All entries are to be quoted exactly; the images stay out of the copy.

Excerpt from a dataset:
* Begin *

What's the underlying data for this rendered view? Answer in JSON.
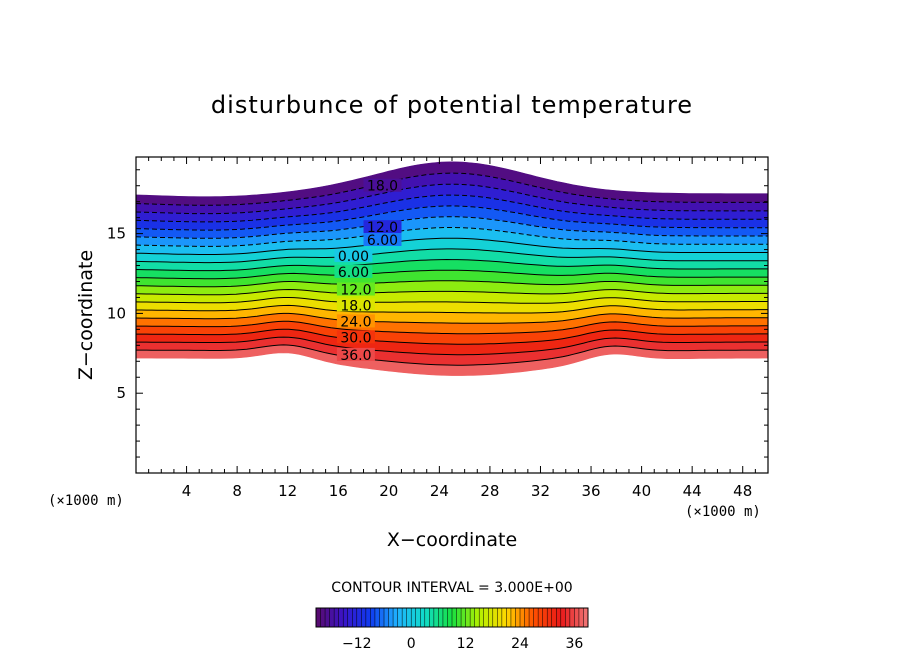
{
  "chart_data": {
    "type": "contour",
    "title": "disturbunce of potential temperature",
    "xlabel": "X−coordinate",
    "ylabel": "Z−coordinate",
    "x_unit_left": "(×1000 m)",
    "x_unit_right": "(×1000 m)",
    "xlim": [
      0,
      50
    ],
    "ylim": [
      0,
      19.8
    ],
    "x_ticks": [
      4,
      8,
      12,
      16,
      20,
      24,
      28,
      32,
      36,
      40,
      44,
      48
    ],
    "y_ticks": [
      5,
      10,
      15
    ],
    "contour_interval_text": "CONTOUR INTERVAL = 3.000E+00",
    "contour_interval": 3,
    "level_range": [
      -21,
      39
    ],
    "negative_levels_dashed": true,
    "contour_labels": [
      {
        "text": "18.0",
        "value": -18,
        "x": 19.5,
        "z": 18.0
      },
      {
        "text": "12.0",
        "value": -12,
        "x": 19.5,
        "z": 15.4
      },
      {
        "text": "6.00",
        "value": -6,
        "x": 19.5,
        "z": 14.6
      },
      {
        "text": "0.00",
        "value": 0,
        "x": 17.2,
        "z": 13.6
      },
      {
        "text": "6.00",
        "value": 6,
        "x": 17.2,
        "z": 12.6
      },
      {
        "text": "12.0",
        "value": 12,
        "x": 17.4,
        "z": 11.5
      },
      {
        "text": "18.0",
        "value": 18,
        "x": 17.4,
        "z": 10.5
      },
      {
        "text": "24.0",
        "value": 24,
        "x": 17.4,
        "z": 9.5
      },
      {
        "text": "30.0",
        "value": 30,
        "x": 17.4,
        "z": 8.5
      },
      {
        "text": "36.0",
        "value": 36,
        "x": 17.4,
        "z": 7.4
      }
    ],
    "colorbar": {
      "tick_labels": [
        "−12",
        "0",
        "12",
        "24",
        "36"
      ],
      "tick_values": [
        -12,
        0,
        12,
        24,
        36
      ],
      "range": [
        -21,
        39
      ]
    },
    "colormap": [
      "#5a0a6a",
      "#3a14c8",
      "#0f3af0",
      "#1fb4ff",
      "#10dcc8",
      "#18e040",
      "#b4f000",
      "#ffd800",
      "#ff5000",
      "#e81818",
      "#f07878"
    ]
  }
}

* End *

FULL RESPONSE:
What's the underlying data for this rendered view? Answer in JSON.
{
  "chart_data": {
    "type": "contour",
    "title": "disturbunce of potential temperature",
    "xlabel": "X−coordinate",
    "ylabel": "Z−coordinate",
    "x_unit_left": "(×1000 m)",
    "x_unit_right": "(×1000 m)",
    "xlim": [
      0,
      50
    ],
    "ylim": [
      0,
      19.8
    ],
    "x_ticks": [
      4,
      8,
      12,
      16,
      20,
      24,
      28,
      32,
      36,
      40,
      44,
      48
    ],
    "y_ticks": [
      5,
      10,
      15
    ],
    "contour_interval_text": "CONTOUR INTERVAL = 3.000E+00",
    "contour_interval": 3,
    "level_range": [
      -21,
      39
    ],
    "negative_levels_dashed": true,
    "contour_labels": [
      {
        "text": "18.0",
        "value": -18,
        "x": 19.5,
        "z": 18.0
      },
      {
        "text": "12.0",
        "value": -12,
        "x": 19.5,
        "z": 15.4
      },
      {
        "text": "6.00",
        "value": -6,
        "x": 19.5,
        "z": 14.6
      },
      {
        "text": "0.00",
        "value": 0,
        "x": 17.2,
        "z": 13.6
      },
      {
        "text": "6.00",
        "value": 6,
        "x": 17.2,
        "z": 12.6
      },
      {
        "text": "12.0",
        "value": 12,
        "x": 17.4,
        "z": 11.5
      },
      {
        "text": "18.0",
        "value": 18,
        "x": 17.4,
        "z": 10.5
      },
      {
        "text": "24.0",
        "value": 24,
        "x": 17.4,
        "z": 9.5
      },
      {
        "text": "30.0",
        "value": 30,
        "x": 17.4,
        "z": 8.5
      },
      {
        "text": "36.0",
        "value": 36,
        "x": 17.4,
        "z": 7.4
      }
    ],
    "colorbar": {
      "tick_labels": [
        "−12",
        "0",
        "12",
        "24",
        "36"
      ],
      "tick_values": [
        -12,
        0,
        12,
        24,
        36
      ],
      "range": [
        -21,
        39
      ]
    },
    "colormap": [
      "#5a0a6a",
      "#3a14c8",
      "#0f3af0",
      "#1fb4ff",
      "#10dcc8",
      "#18e040",
      "#b4f000",
      "#ffd800",
      "#ff5000",
      "#e81818",
      "#f07878"
    ]
  }
}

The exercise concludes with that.